» **Work instructions**
Repeat the material exactly, every line of it.

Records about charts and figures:
===
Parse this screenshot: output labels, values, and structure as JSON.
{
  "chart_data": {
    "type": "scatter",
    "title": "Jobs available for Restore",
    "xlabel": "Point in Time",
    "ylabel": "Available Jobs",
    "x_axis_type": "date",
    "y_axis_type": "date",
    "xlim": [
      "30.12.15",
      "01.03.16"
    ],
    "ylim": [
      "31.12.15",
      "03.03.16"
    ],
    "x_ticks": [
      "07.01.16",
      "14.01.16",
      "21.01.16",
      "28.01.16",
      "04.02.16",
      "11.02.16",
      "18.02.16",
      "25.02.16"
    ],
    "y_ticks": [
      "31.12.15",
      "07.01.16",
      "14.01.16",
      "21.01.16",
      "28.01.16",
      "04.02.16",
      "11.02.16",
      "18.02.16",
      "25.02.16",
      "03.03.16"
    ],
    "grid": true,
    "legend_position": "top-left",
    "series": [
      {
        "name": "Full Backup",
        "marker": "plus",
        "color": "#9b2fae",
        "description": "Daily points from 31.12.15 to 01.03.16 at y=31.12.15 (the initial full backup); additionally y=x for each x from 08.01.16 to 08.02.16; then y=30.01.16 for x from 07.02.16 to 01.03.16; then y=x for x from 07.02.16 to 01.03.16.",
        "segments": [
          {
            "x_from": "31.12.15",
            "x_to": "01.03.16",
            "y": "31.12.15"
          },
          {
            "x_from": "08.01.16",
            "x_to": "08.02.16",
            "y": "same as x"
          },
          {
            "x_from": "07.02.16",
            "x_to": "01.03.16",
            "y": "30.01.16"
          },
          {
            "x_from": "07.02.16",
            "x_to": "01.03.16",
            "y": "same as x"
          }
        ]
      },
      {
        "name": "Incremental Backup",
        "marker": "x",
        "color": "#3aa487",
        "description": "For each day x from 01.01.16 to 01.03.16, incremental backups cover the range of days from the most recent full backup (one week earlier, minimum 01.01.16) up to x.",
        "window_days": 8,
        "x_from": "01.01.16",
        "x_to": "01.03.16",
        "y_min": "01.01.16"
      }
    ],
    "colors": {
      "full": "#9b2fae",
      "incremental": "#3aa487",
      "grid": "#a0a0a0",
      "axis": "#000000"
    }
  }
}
===
» **Final answer**
Parse this screenshot: output labels, values, and structure as JSON.
{
  "chart_data": {
    "type": "scatter",
    "title": "Jobs available for Restore",
    "xlabel": "Point in Time",
    "ylabel": "Available Jobs",
    "x_axis_type": "date",
    "y_axis_type": "date",
    "xlim": [
      "30.12.15",
      "01.03.16"
    ],
    "ylim": [
      "31.12.15",
      "03.03.16"
    ],
    "x_ticks": [
      "07.01.16",
      "14.01.16",
      "21.01.16",
      "28.01.16",
      "04.02.16",
      "11.02.16",
      "18.02.16",
      "25.02.16"
    ],
    "y_ticks": [
      "31.12.15",
      "07.01.16",
      "14.01.16",
      "21.01.16",
      "28.01.16",
      "04.02.16",
      "11.02.16",
      "18.02.16",
      "25.02.16",
      "03.03.16"
    ],
    "grid": true,
    "legend_position": "top-left",
    "series": [
      {
        "name": "Full Backup",
        "marker": "plus",
        "color": "#9b2fae",
        "description": "Daily points from 31.12.15 to 01.03.16 at y=31.12.15 (the initial full backup); additionally y=x for each x from 08.01.16 to 08.02.16; then y=30.01.16 for x from 07.02.16 to 01.03.16; then y=x for x from 07.02.16 to 01.03.16.",
        "segments": [
          {
            "x_from": "31.12.15",
            "x_to": "01.03.16",
            "y": "31.12.15"
          },
          {
            "x_from": "08.01.16",
            "x_to": "08.02.16",
            "y": "same as x"
          },
          {
            "x_from": "07.02.16",
            "x_to": "01.03.16",
            "y": "30.01.16"
          },
          {
            "x_from": "07.02.16",
            "x_to": "01.03.16",
            "y": "same as x"
          }
        ]
      },
      {
        "name": "Incremental Backup",
        "marker": "x",
        "color": "#3aa487",
        "description": "For each day x from 01.01.16 to 01.03.16, incremental backups cover the range of days from the most recent full backup (one week earlier, minimum 01.01.16) up to x.",
        "window_days": 8,
        "x_from": "01.01.16",
        "x_to": "01.03.16",
        "y_min": "01.01.16"
      }
    ],
    "colors": {
      "full": "#9b2fae",
      "incremental": "#3aa487",
      "grid": "#a0a0a0",
      "axis": "#000000"
    }
  }
}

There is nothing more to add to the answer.